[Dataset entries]
*****
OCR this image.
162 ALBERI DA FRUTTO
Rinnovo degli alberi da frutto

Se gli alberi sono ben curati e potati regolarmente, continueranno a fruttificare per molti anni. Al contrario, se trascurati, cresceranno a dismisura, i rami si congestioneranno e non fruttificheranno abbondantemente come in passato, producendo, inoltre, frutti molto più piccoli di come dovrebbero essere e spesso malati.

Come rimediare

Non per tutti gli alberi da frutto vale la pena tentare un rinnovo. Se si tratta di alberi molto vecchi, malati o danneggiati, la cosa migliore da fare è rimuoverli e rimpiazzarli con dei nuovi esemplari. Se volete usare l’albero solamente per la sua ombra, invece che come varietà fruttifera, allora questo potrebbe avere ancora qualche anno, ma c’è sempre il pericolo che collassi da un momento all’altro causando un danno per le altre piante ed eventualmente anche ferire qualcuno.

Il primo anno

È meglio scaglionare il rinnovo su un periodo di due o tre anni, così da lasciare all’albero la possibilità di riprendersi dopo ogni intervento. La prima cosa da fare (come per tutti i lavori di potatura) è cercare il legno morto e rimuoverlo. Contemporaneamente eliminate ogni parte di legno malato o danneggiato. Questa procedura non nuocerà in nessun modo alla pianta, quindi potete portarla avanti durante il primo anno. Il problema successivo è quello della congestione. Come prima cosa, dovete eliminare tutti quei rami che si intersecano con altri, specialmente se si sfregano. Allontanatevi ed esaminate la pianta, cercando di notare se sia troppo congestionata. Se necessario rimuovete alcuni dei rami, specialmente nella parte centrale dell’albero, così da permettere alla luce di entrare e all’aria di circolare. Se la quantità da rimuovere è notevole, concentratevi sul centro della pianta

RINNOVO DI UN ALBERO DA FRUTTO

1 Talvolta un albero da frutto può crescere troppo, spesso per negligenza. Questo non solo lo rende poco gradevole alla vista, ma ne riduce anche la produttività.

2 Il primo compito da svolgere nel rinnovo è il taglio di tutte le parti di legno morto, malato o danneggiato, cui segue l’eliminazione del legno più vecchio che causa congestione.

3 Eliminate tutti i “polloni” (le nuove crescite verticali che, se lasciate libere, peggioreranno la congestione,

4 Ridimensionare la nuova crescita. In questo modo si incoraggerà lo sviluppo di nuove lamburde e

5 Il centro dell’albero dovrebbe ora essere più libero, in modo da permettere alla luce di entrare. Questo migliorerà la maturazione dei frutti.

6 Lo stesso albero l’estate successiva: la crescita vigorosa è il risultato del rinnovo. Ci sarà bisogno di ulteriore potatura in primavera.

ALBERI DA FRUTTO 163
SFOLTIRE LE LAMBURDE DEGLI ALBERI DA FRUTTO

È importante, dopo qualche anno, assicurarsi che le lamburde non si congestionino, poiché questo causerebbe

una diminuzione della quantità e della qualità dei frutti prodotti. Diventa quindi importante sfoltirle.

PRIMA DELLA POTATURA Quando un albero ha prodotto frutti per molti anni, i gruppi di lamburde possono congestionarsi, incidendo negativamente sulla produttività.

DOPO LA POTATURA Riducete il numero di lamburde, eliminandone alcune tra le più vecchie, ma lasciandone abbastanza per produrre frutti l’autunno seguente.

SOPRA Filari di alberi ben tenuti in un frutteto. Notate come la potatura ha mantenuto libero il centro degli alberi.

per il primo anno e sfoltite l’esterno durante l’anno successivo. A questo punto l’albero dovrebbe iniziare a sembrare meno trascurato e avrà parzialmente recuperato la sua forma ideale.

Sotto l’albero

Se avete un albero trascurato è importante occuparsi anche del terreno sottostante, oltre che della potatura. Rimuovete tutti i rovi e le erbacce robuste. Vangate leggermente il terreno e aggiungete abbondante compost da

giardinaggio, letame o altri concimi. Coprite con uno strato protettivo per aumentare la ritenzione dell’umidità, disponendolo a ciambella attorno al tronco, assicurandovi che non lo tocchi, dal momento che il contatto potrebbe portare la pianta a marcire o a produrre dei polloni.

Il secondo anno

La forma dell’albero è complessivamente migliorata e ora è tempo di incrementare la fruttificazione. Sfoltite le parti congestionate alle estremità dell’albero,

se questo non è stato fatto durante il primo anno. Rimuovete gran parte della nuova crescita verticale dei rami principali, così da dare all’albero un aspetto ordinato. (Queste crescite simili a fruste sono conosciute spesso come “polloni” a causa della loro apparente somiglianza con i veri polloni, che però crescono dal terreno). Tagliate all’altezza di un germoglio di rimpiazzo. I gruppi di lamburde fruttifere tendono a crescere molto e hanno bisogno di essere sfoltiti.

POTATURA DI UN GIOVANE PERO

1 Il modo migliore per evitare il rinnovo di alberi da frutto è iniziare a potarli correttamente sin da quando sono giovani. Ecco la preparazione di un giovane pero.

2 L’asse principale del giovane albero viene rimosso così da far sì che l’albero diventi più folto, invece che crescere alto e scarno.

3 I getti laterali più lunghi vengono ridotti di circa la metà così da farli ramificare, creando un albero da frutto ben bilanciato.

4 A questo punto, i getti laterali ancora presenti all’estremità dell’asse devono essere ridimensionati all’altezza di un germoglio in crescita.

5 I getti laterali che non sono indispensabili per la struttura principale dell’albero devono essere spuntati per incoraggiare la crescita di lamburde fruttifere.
*****
- _Stated problem_
Return the material in full, exactly as shown.

- _The completed task_
OCR this image.
162 ALBERI DA FRUTTO
Rinnovo degli alberi da frutto

Se gli alberi sono ben curati e potati regolarmente, continueranno a fruttificare per molti anni. Al contrario, se trascurati, cresceranno a dismisura, i rami si congestioneranno e non fruttificheranno abbondantemente come in passato, producendo, inoltre, frutti molto più piccoli di come dovrebbero essere e spesso malati.

Come rimediare

Non per tutti gli alberi da frutto vale la pena tentare un rinnovo. Se si tratta di alberi molto vecchi, malati o danneggiati, la cosa migliore da fare è rimuoverli e rimpiazzarli con dei nuovi esemplari. Se volete usare l’albero solamente per la sua ombra, invece che come varietà fruttifera, allora questo potrebbe avere ancora qualche anno, ma c’è sempre il pericolo che collassi da un momento all’altro causando un danno per le altre piante ed eventualmente anche ferire qualcuno.

Il primo anno

È meglio scaglionare il rinnovo su un periodo di due o tre anni, così da lasciare all’albero la possibilità di riprendersi dopo ogni intervento. La prima cosa da fare (come per tutti i lavori di potatura) è cercare il legno morto e rimuoverlo. Contemporaneamente eliminate ogni parte di legno malato o danneggiato. Questa procedura non nuocerà in nessun modo alla pianta, quindi potete portarla avanti durante il primo anno. Il problema successivo è quello della congestione. Come prima cosa, dovete eliminare tutti quei rami che si intersecano con altri, specialmente se si sfregano. Allontanatevi ed esaminate la pianta, cercando di notare se sia troppo congestionata. Se necessario rimuovete alcuni dei rami, specialmente nella parte centrale dell’albero, così da permettere alla luce di entrare e all’aria di circolare. Se la quantità da rimuovere è notevole, concentratevi sul centro della pianta

RINNOVO DI UN ALBERO DA FRUTTO

1 Talvolta un albero da frutto può crescere troppo, spesso per negligenza. Questo non solo lo rende poco gradevole alla vista, ma ne riduce anche la produttività.

2 Il primo compito da svolgere nel rinnovo è il taglio di tutte le parti di legno morto, malato o danneggiato, cui segue l’eliminazione del legno più vecchio che causa congestione.

3 Eliminate tutti i “polloni” (le nuove crescite verticali che, se lasciate libere, peggioreranno la congestione,

4 Ridimensionare la nuova crescita. In questo modo si incoraggerà lo sviluppo di nuove lamburde e

5 Il centro dell’albero dovrebbe ora essere più libero, in modo da permettere alla luce di entrare. Questo migliorerà la maturazione dei frutti.

6 Lo stesso albero l’estate successiva: la crescita vigorosa è il risultato del rinnovo. Ci sarà bisogno di ulteriore potatura in primavera.

ALBERI DA FRUTTO 163
SFOLTIRE LE LAMBURDE DEGLI ALBERI DA FRUTTO

È importante, dopo qualche anno, assicurarsi che le lamburde non si congestionino, poiché questo causerebbe

una diminuzione della quantità e della qualità dei frutti prodotti. Diventa quindi importante sfoltirle.

PRIMA DELLA POTATURA Quando un albero ha prodotto frutti per molti anni, i gruppi di lamburde possono congestionarsi, incidendo negativamente sulla produttività.

DOPO LA POTATURA Riducete il numero di lamburde, eliminandone alcune tra le più vecchie, ma lasciandone abbastanza per produrre frutti l’autunno seguente.

SOPRA Filari di alberi ben tenuti in un frutteto. Notate come la potatura ha mantenuto libero il centro degli alberi.

per il primo anno e sfoltite l’esterno durante l’anno successivo. A questo punto l’albero dovrebbe iniziare a sembrare meno trascurato e avrà parzialmente recuperato la sua forma ideale.

Sotto l’albero

Se avete un albero trascurato è importante occuparsi anche del terreno sottostante, oltre che della potatura. Rimuovete tutti i rovi e le erbacce robuste. Vangate leggermente il terreno e aggiungete abbondante compost da

giardinaggio, letame o altri concimi. Coprite con uno strato protettivo per aumentare la ritenzione dell’umidità, disponendolo a ciambella attorno al tronco, assicurandovi che non lo tocchi, dal momento che il contatto potrebbe portare la pianta a marcire o a produrre dei polloni.

Il secondo anno

La forma dell’albero è complessivamente migliorata e ora è tempo di incrementare la fruttificazione. Sfoltite le parti congestionate alle estremità dell’albero,

se questo non è stato fatto durante il primo anno. Rimuovete gran parte della nuova crescita verticale dei rami principali, così da dare all’albero un aspetto ordinato. (Queste crescite simili a fruste sono conosciute spesso come “polloni” a causa della loro apparente somiglianza con i veri polloni, che però crescono dal terreno). Tagliate all’altezza di un germoglio di rimpiazzo. I gruppi di lamburde fruttifere tendono a crescere molto e hanno bisogno di essere sfoltiti.

POTATURA DI UN GIOVANE PERO

1 Il modo migliore per evitare il rinnovo di alberi da frutto è iniziare a potarli correttamente sin da quando sono giovani. Ecco la preparazione di un giovane pero.

2 L’asse principale del giovane albero viene rimosso così da far sì che l’albero diventi più folto, invece che crescere alto e scarno.

3 I getti laterali più lunghi vengono ridotti di circa la metà così da farli ramificare, creando un albero da frutto ben bilanciato.

4 A questo punto, i getti laterali ancora presenti all’estremità dell’asse devono essere ridimensionati all’altezza di un germoglio in crescita.

5 I getti laterali che non sono indispensabili per la struttura principale dell’albero devono essere spuntati per incoraggiare la crescita di lamburde fruttifere.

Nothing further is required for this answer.